# WRITTEN EXERCISE:
Every line of the material is to be repeated exactly as it stands.

# DATA SUPPLIED:
BEGIN

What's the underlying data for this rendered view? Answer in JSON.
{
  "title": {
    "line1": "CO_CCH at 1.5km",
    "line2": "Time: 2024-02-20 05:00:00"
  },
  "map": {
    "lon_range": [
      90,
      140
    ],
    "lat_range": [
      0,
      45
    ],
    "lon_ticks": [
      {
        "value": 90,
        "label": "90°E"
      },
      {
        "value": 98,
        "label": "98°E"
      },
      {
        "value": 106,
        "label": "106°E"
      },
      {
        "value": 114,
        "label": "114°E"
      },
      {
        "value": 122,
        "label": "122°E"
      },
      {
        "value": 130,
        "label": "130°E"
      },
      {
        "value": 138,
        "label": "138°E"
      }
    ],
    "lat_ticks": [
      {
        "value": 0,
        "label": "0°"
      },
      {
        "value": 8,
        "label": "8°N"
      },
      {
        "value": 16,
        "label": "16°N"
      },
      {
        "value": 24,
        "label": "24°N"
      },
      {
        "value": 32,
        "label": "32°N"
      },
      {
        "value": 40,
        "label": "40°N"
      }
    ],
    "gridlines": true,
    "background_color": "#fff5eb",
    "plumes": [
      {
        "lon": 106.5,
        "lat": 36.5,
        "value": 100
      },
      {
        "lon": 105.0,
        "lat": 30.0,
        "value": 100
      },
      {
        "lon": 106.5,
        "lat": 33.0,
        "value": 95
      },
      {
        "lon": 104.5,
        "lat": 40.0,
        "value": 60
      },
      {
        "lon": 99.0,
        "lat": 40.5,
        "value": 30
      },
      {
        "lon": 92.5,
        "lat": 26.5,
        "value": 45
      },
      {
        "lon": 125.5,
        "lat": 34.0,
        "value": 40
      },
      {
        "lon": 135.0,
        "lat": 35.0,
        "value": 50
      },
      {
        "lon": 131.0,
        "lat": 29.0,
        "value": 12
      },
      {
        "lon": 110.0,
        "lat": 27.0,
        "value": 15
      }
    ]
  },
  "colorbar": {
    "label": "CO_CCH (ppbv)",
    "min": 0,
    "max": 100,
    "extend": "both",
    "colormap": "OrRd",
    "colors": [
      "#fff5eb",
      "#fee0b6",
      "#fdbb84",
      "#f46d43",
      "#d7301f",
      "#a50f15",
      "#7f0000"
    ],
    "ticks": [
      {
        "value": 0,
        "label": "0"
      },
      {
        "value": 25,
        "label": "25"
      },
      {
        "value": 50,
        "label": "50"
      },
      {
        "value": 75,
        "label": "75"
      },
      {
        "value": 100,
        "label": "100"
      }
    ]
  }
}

END

# WRITTEN RESPONSE:
What's the underlying data for this rendered view? Answer in JSON.
{
  "title": {
    "line1": "CO_CCH at 1.5km",
    "line2": "Time: 2024-02-20 05:00:00"
  },
  "map": {
    "lon_range": [
      90,
      140
    ],
    "lat_range": [
      0,
      45
    ],
    "lon_ticks": [
      {
        "value": 90,
        "label": "90°E"
      },
      {
        "value": 98,
        "label": "98°E"
      },
      {
        "value": 106,
        "label": "106°E"
      },
      {
        "value": 114,
        "label": "114°E"
      },
      {
        "value": 122,
        "label": "122°E"
      },
      {
        "value": 130,
        "label": "130°E"
      },
      {
        "value": 138,
        "label": "138°E"
      }
    ],
    "lat_ticks": [
      {
        "value": 0,
        "label": "0°"
      },
      {
        "value": 8,
        "label": "8°N"
      },
      {
        "value": 16,
        "label": "16°N"
      },
      {
        "value": 24,
        "label": "24°N"
      },
      {
        "value": 32,
        "label": "32°N"
      },
      {
        "value": 40,
        "label": "40°N"
      }
    ],
    "gridlines": true,
    "background_color": "#fff5eb",
    "plumes": [
      {
        "lon": 106.5,
        "lat": 36.5,
        "value": 100
      },
      {
        "lon": 105.0,
        "lat": 30.0,
        "value": 100
      },
      {
        "lon": 106.5,
        "lat": 33.0,
        "value": 95
      },
      {
        "lon": 104.5,
        "lat": 40.0,
        "value": 60
      },
      {
        "lon": 99.0,
        "lat": 40.5,
        "value": 30
      },
      {
        "lon": 92.5,
        "lat": 26.5,
        "value": 45
      },
      {
        "lon": 125.5,
        "lat": 34.0,
        "value": 40
      },
      {
        "lon": 135.0,
        "lat": 35.0,
        "value": 50
      },
      {
        "lon": 131.0,
        "lat": 29.0,
        "value": 12
      },
      {
        "lon": 110.0,
        "lat": 27.0,
        "value": 15
      }
    ]
  },
  "colorbar": {
    "label": "CO_CCH (ppbv)",
    "min": 0,
    "max": 100,
    "extend": "both",
    "colormap": "OrRd",
    "colors": [
      "#fff5eb",
      "#fee0b6",
      "#fdbb84",
      "#f46d43",
      "#d7301f",
      "#a50f15",
      "#7f0000"
    ],
    "ticks": [
      {
        "value": 0,
        "label": "0"
      },
      {
        "value": 25,
        "label": "25"
      },
      {
        "value": 50,
        "label": "50"
      },
      {
        "value": 75,
        "label": "75"
      },
      {
        "value": 100,
        "label": "100"
      }
    ]
  }
}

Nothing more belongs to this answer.